Shonen Jump has created hit franchise after hit franchise. Much of the manga that debuts in its pages end up standing the test of time. Fans fire up for every new chapter and video game containing these characters, and they’re all together in Jump Force. Even those not familiar with the term Shonen Jump will know titles like One Piece, Naruto, and JoJo’s Bizarre Adventure. While many themes are common between Jump series, you never want too much of a good thing.
Jump Force is a tag fighting game where players can put together teams of three fighters to take on one another in the ring. An interesting aspect of Jump Force is that all three characters share the same health bar. Initially, this might have been a way to maximize the player’s experience with a variety of characters. Instead, it robs the player of any need to swap out when in a dire situation. In a purely 3v3 game, the lack of a need to swap makes practically turns it into a 1V3 affair.
Characters like Jotaro, Boruto, and Kurapika get to show off a variety of their special abilities. For what should be a large and flashy battle unresponsive controls, broken mechanics, and clunky animations ruin the fun. The most glaring issue of Jump Force is the overpowered nature of blocking. While there are a few characters that can stun someone out of a block unless you use a charged punch or grab can sit shielding indefinitely.
While this would be ok the lack of response to charged punches makes it difficult to rely on them. You’ll see your grab animation passing through your opponents almost as much as they connect. It’s not just normal attacks that blocking protects against either, any special or ultimate attack will also bounce off you like it was a tickle. Learning to play the slow game and block is something you’ll learn quickly watching CPU opponents while you practice.
Unlike a spam-friendly attack or an overpowered character, Jump Force‘s mechanics lack balance. Having an exploitable combat trick like this hurts the entire experience. Having some level of interaction across every aspect of battle the overuse of block takes what should be a fast-paced and engaging spectacle into a slow game of baiting your opponent into attacking, defending, or grabbing with limited success. I was a fan of Hunter x Hunter but even Gon would tire of this much Janken. When you finally do manage to bait your opponent into a brief combo and special attack that’s where the game should have tried to spend more time. The animations are faithful to their origins. There’s fast-paced combat that’s visually appealing to watch. It gives you a sense of power that you should get from playing as a Shonen Jump protagonist.

=-=-=-=-=

* Instruction *
Print, word for word, the stretch of the Jump Force review starting with "Jump Force is a" and going on through "a 1V3 affair.".

* Given information *
=-=-=-=-=

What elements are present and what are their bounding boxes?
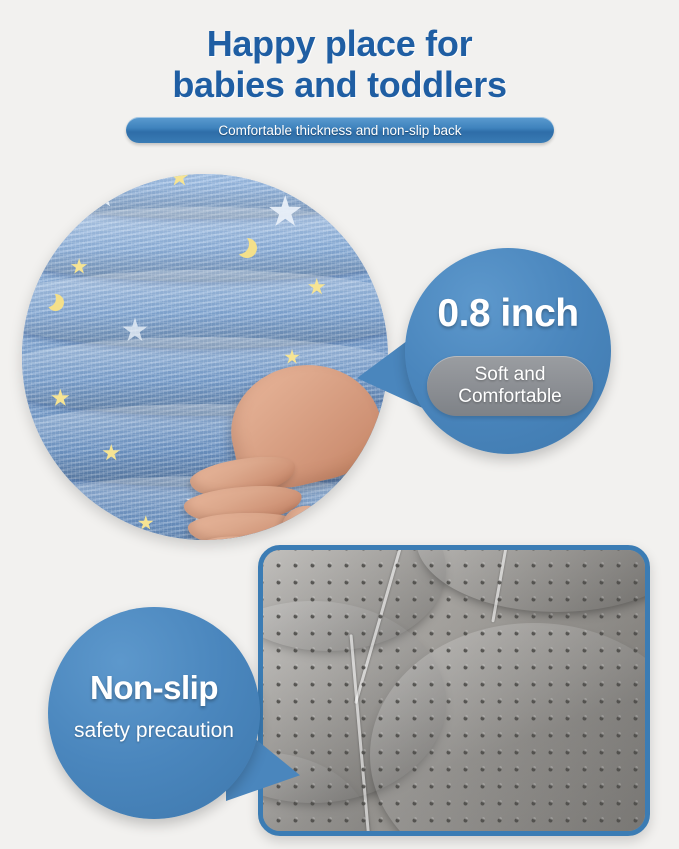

=-=-=-=-=

* Solution below *
Jump Force is a tag fighting game where players can put together teams of three fighters to take on one another in the ring. An interesting aspect of Jump Force is that all three characters share the same health bar. Initially, this might have been a way to maximize the player’s experience with a variety of characters. Instead, it robs the player of any need to swap out when in a dire situation. In a purely 3v3 game, the lack of a need to swap makes practically turns it into a 1V3 affair.